**Information provided:**
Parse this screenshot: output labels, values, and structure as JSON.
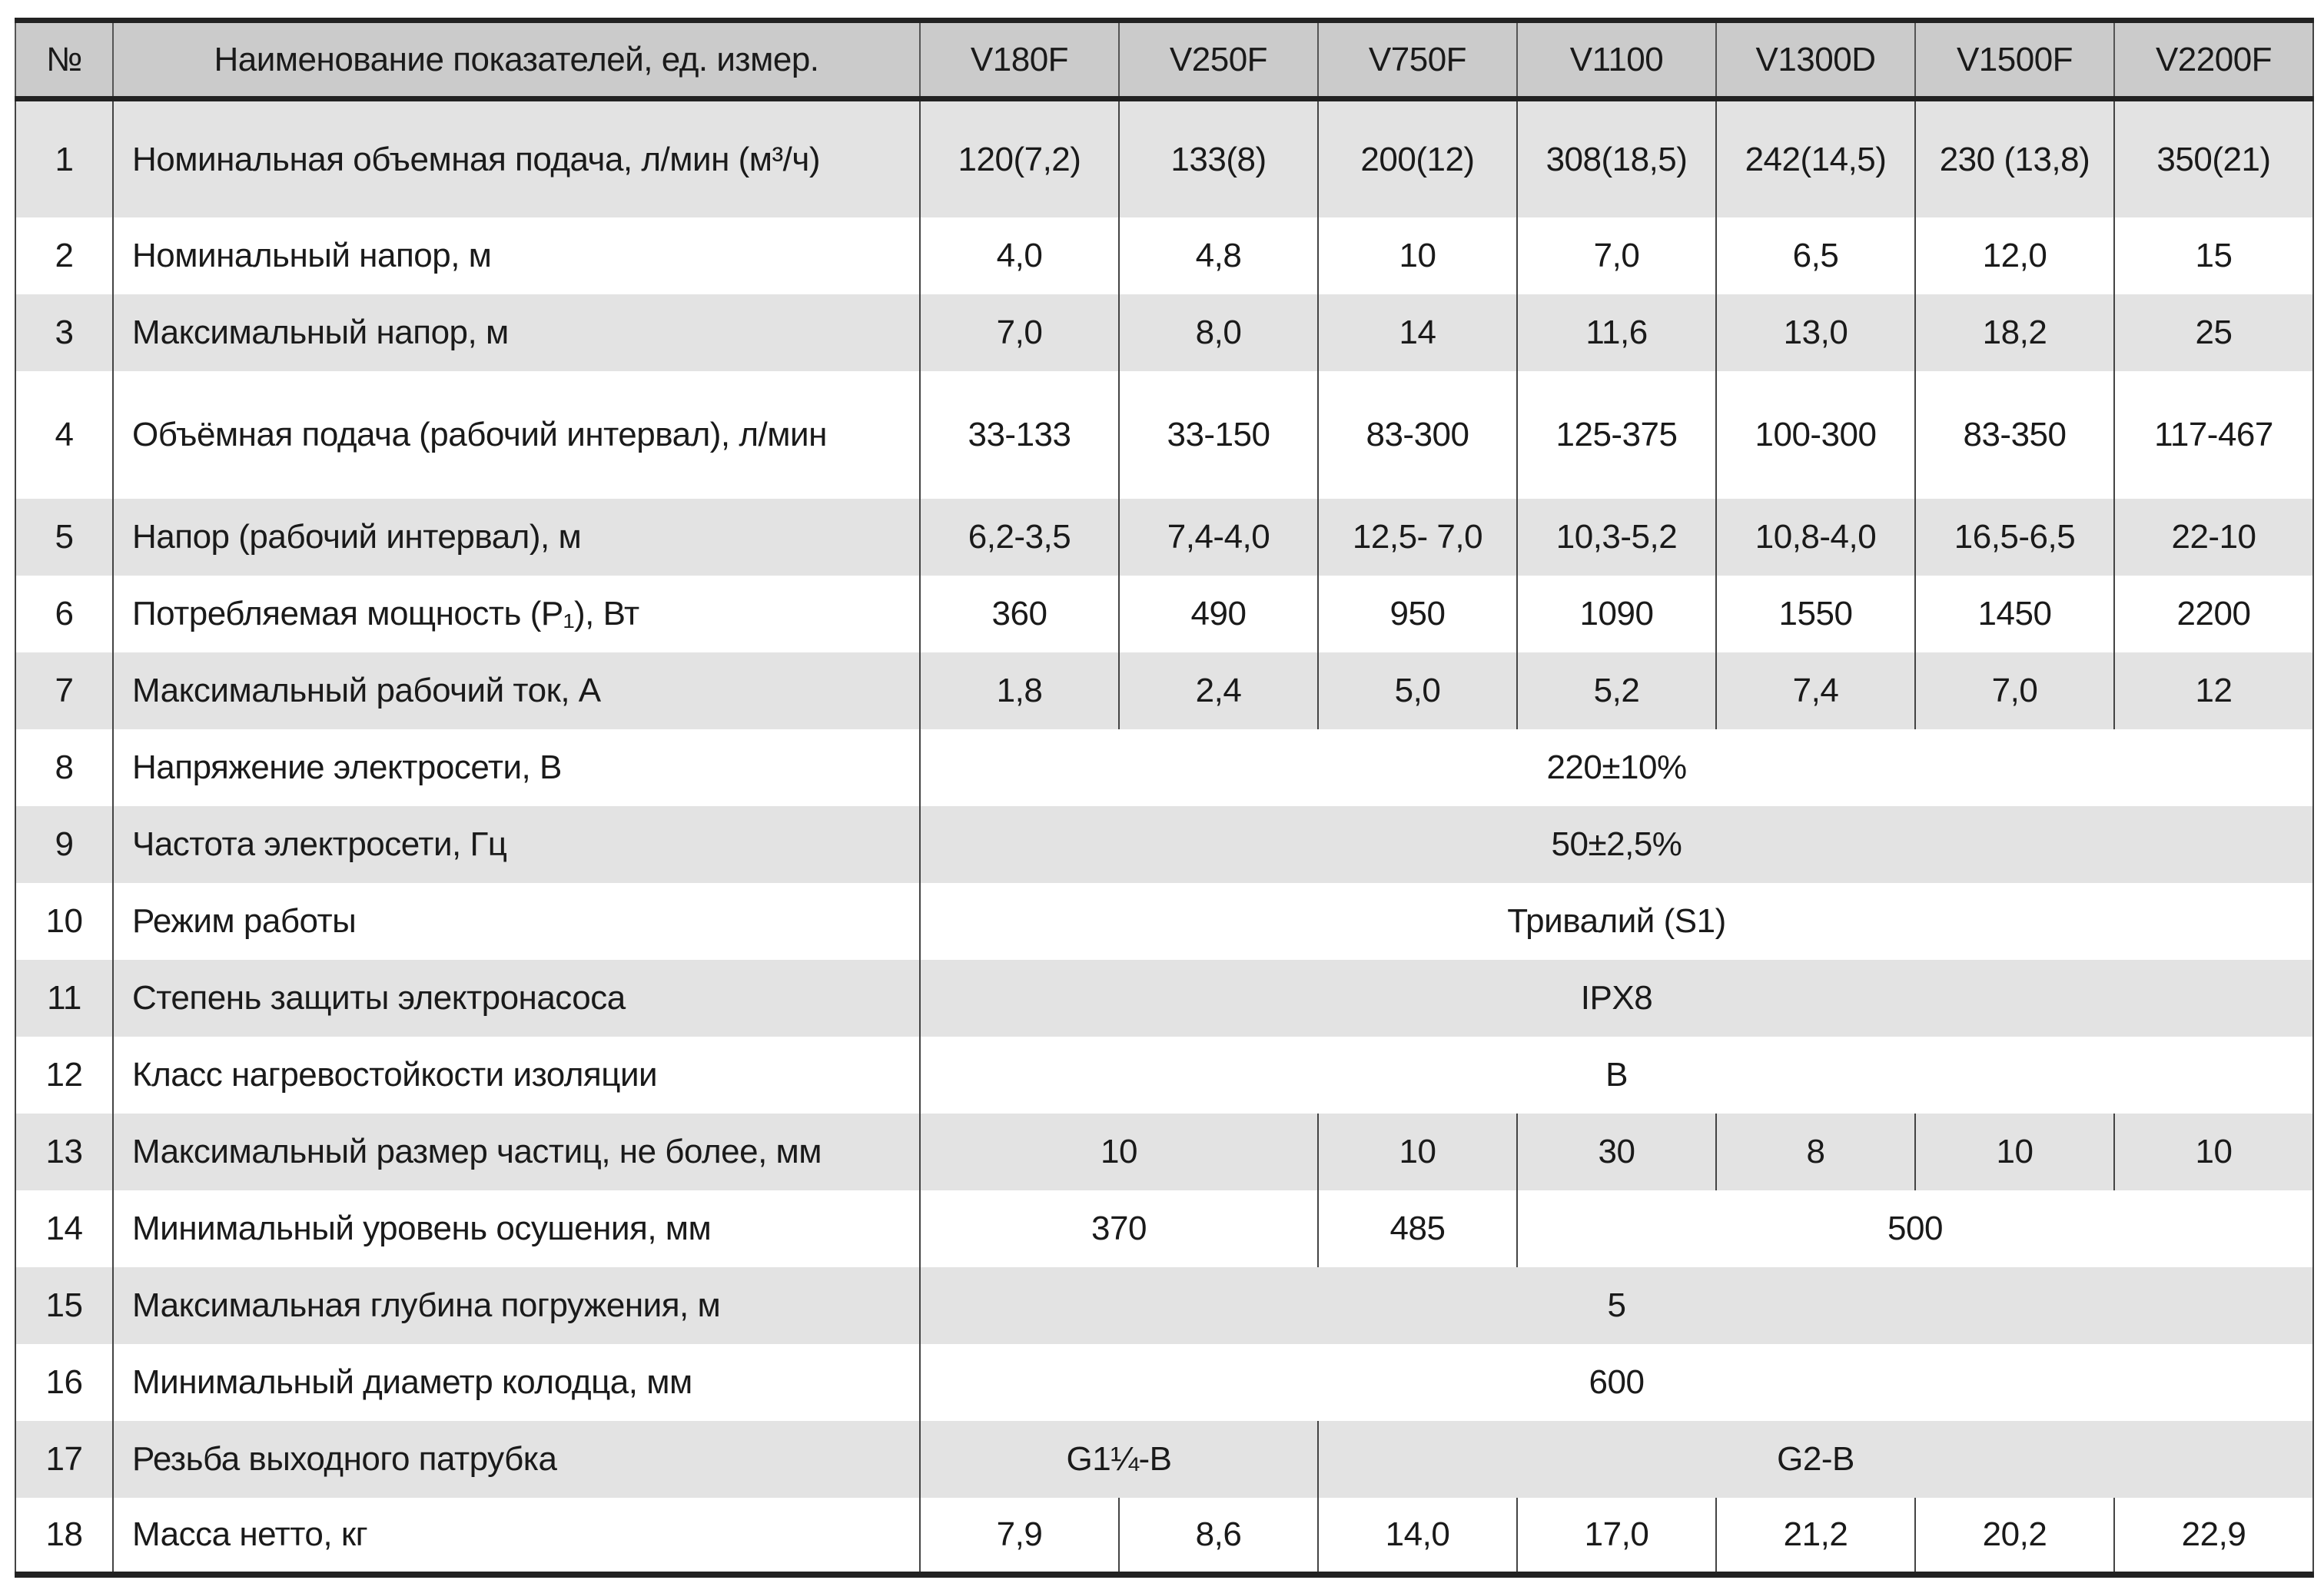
{
  "header": {
    "num": "№",
    "name": "Наименование показателей, ед. измер.",
    "models": [
      "V180F",
      "V250F",
      "V750F",
      "V1100",
      "V1300D",
      "V1500F",
      "V2200F"
    ]
  },
  "rows": [
    {
      "num": "1",
      "label": "Номинальная объемная подача, л/мин (м³/ч)",
      "cells": [
        {
          "text": "120(7,2)",
          "span": 1
        },
        {
          "text": "133(8)",
          "span": 1
        },
        {
          "text": "200(12)",
          "span": 1
        },
        {
          "text": "308(18,5)",
          "span": 1
        },
        {
          "text": "242(14,5)",
          "span": 1
        },
        {
          "text": "230 (13,8)",
          "span": 1
        },
        {
          "text": "350(21)",
          "span": 1
        }
      ]
    },
    {
      "num": "2",
      "label": "Номинальный напор, м",
      "cells": [
        {
          "text": "4,0",
          "span": 1
        },
        {
          "text": "4,8",
          "span": 1
        },
        {
          "text": "10",
          "span": 1
        },
        {
          "text": "7,0",
          "span": 1
        },
        {
          "text": "6,5",
          "span": 1
        },
        {
          "text": "12,0",
          "span": 1
        },
        {
          "text": "15",
          "span": 1
        }
      ]
    },
    {
      "num": "3",
      "label": "Максимальный напор, м",
      "cells": [
        {
          "text": "7,0",
          "span": 1
        },
        {
          "text": "8,0",
          "span": 1
        },
        {
          "text": "14",
          "span": 1
        },
        {
          "text": "11,6",
          "span": 1
        },
        {
          "text": "13,0",
          "span": 1
        },
        {
          "text": "18,2",
          "span": 1
        },
        {
          "text": "25",
          "span": 1
        }
      ]
    },
    {
      "num": "4",
      "label": "Объёмная подача (рабочий интервал), л/мин",
      "cells": [
        {
          "text": "33-133",
          "span": 1
        },
        {
          "text": "33-150",
          "span": 1
        },
        {
          "text": "83-300",
          "span": 1
        },
        {
          "text": "125-375",
          "span": 1
        },
        {
          "text": "100-300",
          "span": 1
        },
        {
          "text": "83-350",
          "span": 1
        },
        {
          "text": "117-467",
          "span": 1
        }
      ]
    },
    {
      "num": "5",
      "label": "Напор (рабочий интервал), м",
      "cells": [
        {
          "text": "6,2-3,5",
          "span": 1
        },
        {
          "text": "7,4-4,0",
          "span": 1
        },
        {
          "text": "12,5- 7,0",
          "span": 1
        },
        {
          "text": "10,3-5,2",
          "span": 1
        },
        {
          "text": "10,8-4,0",
          "span": 1
        },
        {
          "text": "16,5-6,5",
          "span": 1
        },
        {
          "text": "22-10",
          "span": 1
        }
      ]
    },
    {
      "num": "6",
      "label": "Потребляемая мощность (P₁), Вт",
      "cells": [
        {
          "text": "360",
          "span": 1
        },
        {
          "text": "490",
          "span": 1
        },
        {
          "text": "950",
          "span": 1
        },
        {
          "text": "1090",
          "span": 1
        },
        {
          "text": "1550",
          "span": 1
        },
        {
          "text": "1450",
          "span": 1
        },
        {
          "text": "2200",
          "span": 1
        }
      ]
    },
    {
      "num": "7",
      "label": "Максимальный рабочий ток, А",
      "cells": [
        {
          "text": "1,8",
          "span": 1
        },
        {
          "text": "2,4",
          "span": 1
        },
        {
          "text": "5,0",
          "span": 1
        },
        {
          "text": "5,2",
          "span": 1
        },
        {
          "text": "7,4",
          "span": 1
        },
        {
          "text": "7,0",
          "span": 1
        },
        {
          "text": "12",
          "span": 1
        }
      ]
    },
    {
      "num": "8",
      "label": "Напряжение электросети, В",
      "cells": [
        {
          "text": "220±10%",
          "span": 7
        }
      ]
    },
    {
      "num": "9",
      "label": "Частота электросети, Гц",
      "cells": [
        {
          "text": "50±2,5%",
          "span": 7
        }
      ]
    },
    {
      "num": "10",
      "label": "Режим работы",
      "cells": [
        {
          "text": "Тривалий (S1)",
          "span": 7
        }
      ]
    },
    {
      "num": "11",
      "label": "Степень защиты электронасоса",
      "cells": [
        {
          "text": "IPX8",
          "span": 7
        }
      ]
    },
    {
      "num": "12",
      "label": "Класс нагревостойкости изоляции",
      "cells": [
        {
          "text": "B",
          "span": 7
        }
      ]
    },
    {
      "num": "13",
      "label": "Максимальный размер частиц, не более, мм",
      "cells": [
        {
          "text": "10",
          "span": 2
        },
        {
          "text": "10",
          "span": 1
        },
        {
          "text": "30",
          "span": 1
        },
        {
          "text": "8",
          "span": 1
        },
        {
          "text": "10",
          "span": 1
        },
        {
          "text": "10",
          "span": 1
        }
      ]
    },
    {
      "num": "14",
      "label": "Минимальный уровень осушения, мм",
      "cells": [
        {
          "text": "370",
          "span": 2
        },
        {
          "text": "485",
          "span": 1
        },
        {
          "text": "500",
          "span": 4
        }
      ]
    },
    {
      "num": "15",
      "label": "Максимальная глубина погружения, м",
      "cells": [
        {
          "text": "5",
          "span": 7
        }
      ]
    },
    {
      "num": "16",
      "label": "Минимальный диаметр колодца, мм",
      "cells": [
        {
          "text": "600",
          "span": 7
        }
      ]
    },
    {
      "num": "17",
      "label": "Резьба выходного патрубка",
      "cells": [
        {
          "text": "G1¼-B",
          "span": 2
        },
        {
          "text": "G2-B",
          "span": 5
        }
      ]
    },
    {
      "num": "18",
      "label": "Масса нетто, кг",
      "cells": [
        {
          "text": "7,9",
          "span": 1
        },
        {
          "text": "8,6",
          "span": 1
        },
        {
          "text": "14,0",
          "span": 1
        },
        {
          "text": "17,0",
          "span": 1
        },
        {
          "text": "21,2",
          "span": 1
        },
        {
          "text": "20,2",
          "span": 1
        },
        {
          "text": "22,9",
          "span": 1
        }
      ]
    }
  ]
}
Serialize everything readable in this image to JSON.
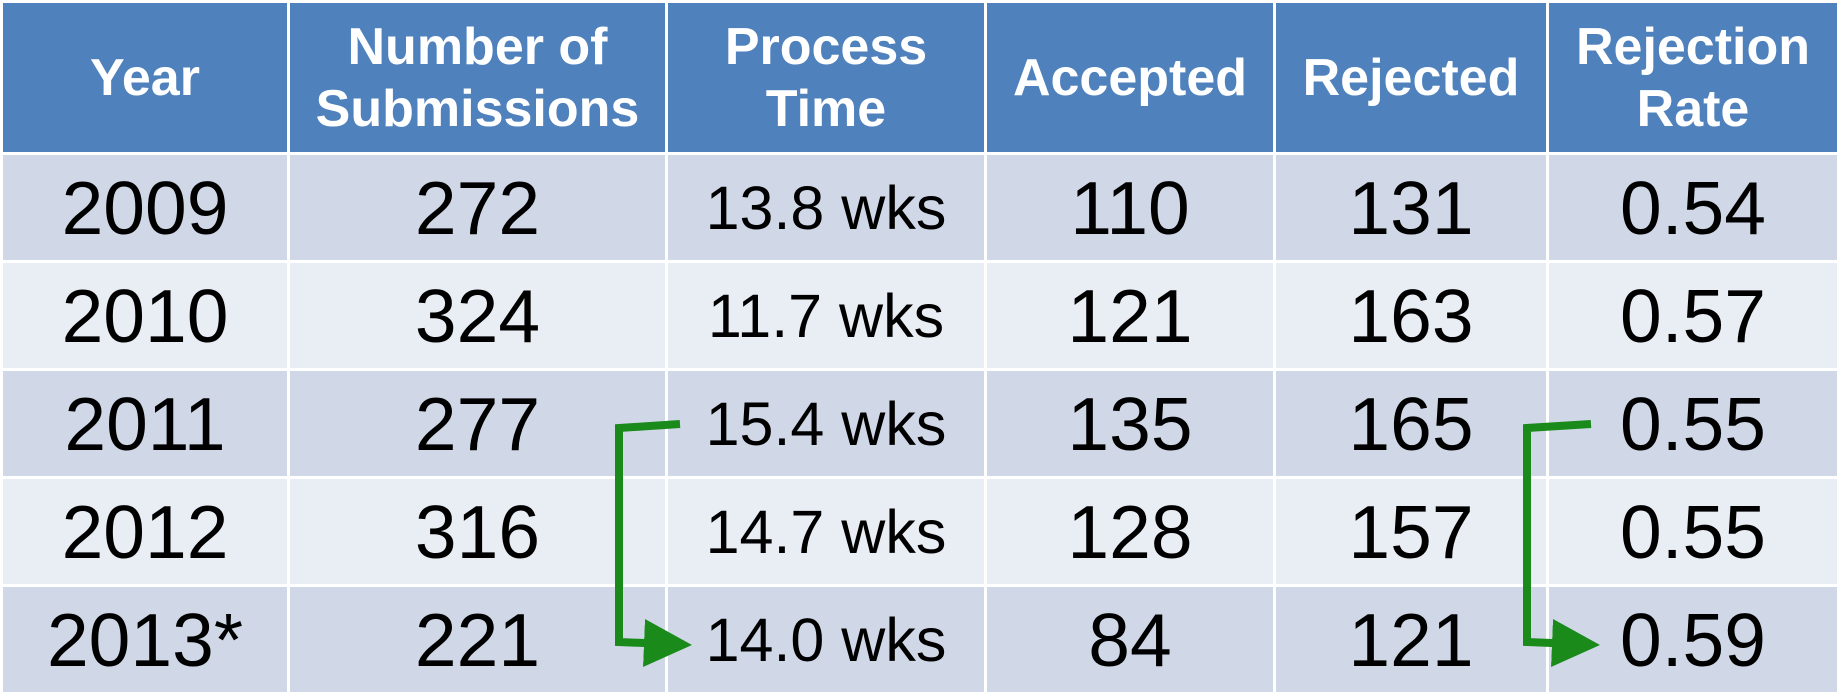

**What the exercise asks:**
Omit the pictures and output all of the other material exactly.

**Worked solution:**
Parse this screenshot: output labels, values, and structure as JSON.
{
  "header": {
    "num": "№",
    "name": "Наименование показателей, ед. измер.",
    "models": [
      "V180F",
      "V250F",
      "V750F",
      "V1100",
      "V1300D",
      "V1500F",
      "V2200F"
    ]
  },
  "rows": [
    {
      "num": "1",
      "label": "Номинальная объемная подача, л/мин (м³/ч)",
      "cells": [
        {
          "text": "120(7,2)",
          "span": 1
        },
        {
          "text": "133(8)",
          "span": 1
        },
        {
          "text": "200(12)",
          "span": 1
        },
        {
          "text": "308(18,5)",
          "span": 1
        },
        {
          "text": "242(14,5)",
          "span": 1
        },
        {
          "text": "230 (13,8)",
          "span": 1
        },
        {
          "text": "350(21)",
          "span": 1
        }
      ]
    },
    {
      "num": "2",
      "label": "Номинальный напор, м",
      "cells": [
        {
          "text": "4,0",
          "span": 1
        },
        {
          "text": "4,8",
          "span": 1
        },
        {
          "text": "10",
          "span": 1
        },
        {
          "text": "7,0",
          "span": 1
        },
        {
          "text": "6,5",
          "span": 1
        },
        {
          "text": "12,0",
          "span": 1
        },
        {
          "text": "15",
          "span": 1
        }
      ]
    },
    {
      "num": "3",
      "label": "Максимальный напор, м",
      "cells": [
        {
          "text": "7,0",
          "span": 1
        },
        {
          "text": "8,0",
          "span": 1
        },
        {
          "text": "14",
          "span": 1
        },
        {
          "text": "11,6",
          "span": 1
        },
        {
          "text": "13,0",
          "span": 1
        },
        {
          "text": "18,2",
          "span": 1
        },
        {
          "text": "25",
          "span": 1
        }
      ]
    },
    {
      "num": "4",
      "label": "Объёмная подача (рабочий интервал), л/мин",
      "cells": [
        {
          "text": "33-133",
          "span": 1
        },
        {
          "text": "33-150",
          "span": 1
        },
        {
          "text": "83-300",
          "span": 1
        },
        {
          "text": "125-375",
          "span": 1
        },
        {
          "text": "100-300",
          "span": 1
        },
        {
          "text": "83-350",
          "span": 1
        },
        {
          "text": "117-467",
          "span": 1
        }
      ]
    },
    {
      "num": "5",
      "label": "Напор (рабочий интервал), м",
      "cells": [
        {
          "text": "6,2-3,5",
          "span": 1
        },
        {
          "text": "7,4-4,0",
          "span": 1
        },
        {
          "text": "12,5- 7,0",
          "span": 1
        },
        {
          "text": "10,3-5,2",
          "span": 1
        },
        {
          "text": "10,8-4,0",
          "span": 1
        },
        {
          "text": "16,5-6,5",
          "span": 1
        },
        {
          "text": "22-10",
          "span": 1
        }
      ]
    },
    {
      "num": "6",
      "label": "Потребляемая мощность (P₁), Вт",
      "cells": [
        {
          "text": "360",
          "span": 1
        },
        {
          "text": "490",
          "span": 1
        },
        {
          "text": "950",
          "span": 1
        },
        {
          "text": "1090",
          "span": 1
        },
        {
          "text": "1550",
          "span": 1
        },
        {
          "text": "1450",
          "span": 1
        },
        {
          "text": "2200",
          "span": 1
        }
      ]
    },
    {
      "num": "7",
      "label": "Максимальный рабочий ток, А",
      "cells": [
        {
          "text": "1,8",
          "span": 1
        },
        {
          "text": "2,4",
          "span": 1
        },
        {
          "text": "5,0",
          "span": 1
        },
        {
          "text": "5,2",
          "span": 1
        },
        {
          "text": "7,4",
          "span": 1
        },
        {
          "text": "7,0",
          "span": 1
        },
        {
          "text": "12",
          "span": 1
        }
      ]
    },
    {
      "num": "8",
      "label": "Напряжение электросети, В",
      "cells": [
        {
          "text": "220±10%",
          "span": 7
        }
      ]
    },
    {
      "num": "9",
      "label": "Частота электросети, Гц",
      "cells": [
        {
          "text": "50±2,5%",
          "span": 7
        }
      ]
    },
    {
      "num": "10",
      "label": "Режим работы",
      "cells": [
        {
          "text": "Тривалий (S1)",
          "span": 7
        }
      ]
    },
    {
      "num": "11",
      "label": "Степень защиты электронасоса",
      "cells": [
        {
          "text": "IPX8",
          "span": 7
        }
      ]
    },
    {
      "num": "12",
      "label": "Класс нагревостойкости изоляции",
      "cells": [
        {
          "text": "B",
          "span": 7
        }
      ]
    },
    {
      "num": "13",
      "label": "Максимальный размер частиц, не более, мм",
      "cells": [
        {
          "text": "10",
          "span": 2
        },
        {
          "text": "10",
          "span": 1
        },
        {
          "text": "30",
          "span": 1
        },
        {
          "text": "8",
          "span": 1
        },
        {
          "text": "10",
          "span": 1
        },
        {
          "text": "10",
          "span": 1
        }
      ]
    },
    {
      "num": "14",
      "label": "Минимальный уровень осушения, мм",
      "cells": [
        {
          "text": "370",
          "span": 2
        },
        {
          "text": "485",
          "span": 1
        },
        {
          "text": "500",
          "span": 4
        }
      ]
    },
    {
      "num": "15",
      "label": "Максимальная глубина погружения, м",
      "cells": [
        {
          "text": "5",
          "span": 7
        }
      ]
    },
    {
      "num": "16",
      "label": "Минимальный диаметр колодца, мм",
      "cells": [
        {
          "text": "600",
          "span": 7
        }
      ]
    },
    {
      "num": "17",
      "label": "Резьба выходного патрубка",
      "cells": [
        {
          "text": "G1¼-B",
          "span": 2
        },
        {
          "text": "G2-B",
          "span": 5
        }
      ]
    },
    {
      "num": "18",
      "label": "Масса нетто, кг",
      "cells": [
        {
          "text": "7,9",
          "span": 1
        },
        {
          "text": "8,6",
          "span": 1
        },
        {
          "text": "14,0",
          "span": 1
        },
        {
          "text": "17,0",
          "span": 1
        },
        {
          "text": "21,2",
          "span": 1
        },
        {
          "text": "20,2",
          "span": 1
        },
        {
          "text": "22,9",
          "span": 1
        }
      ]
    }
  ]
}
Serialize everything readable in this image to JSON.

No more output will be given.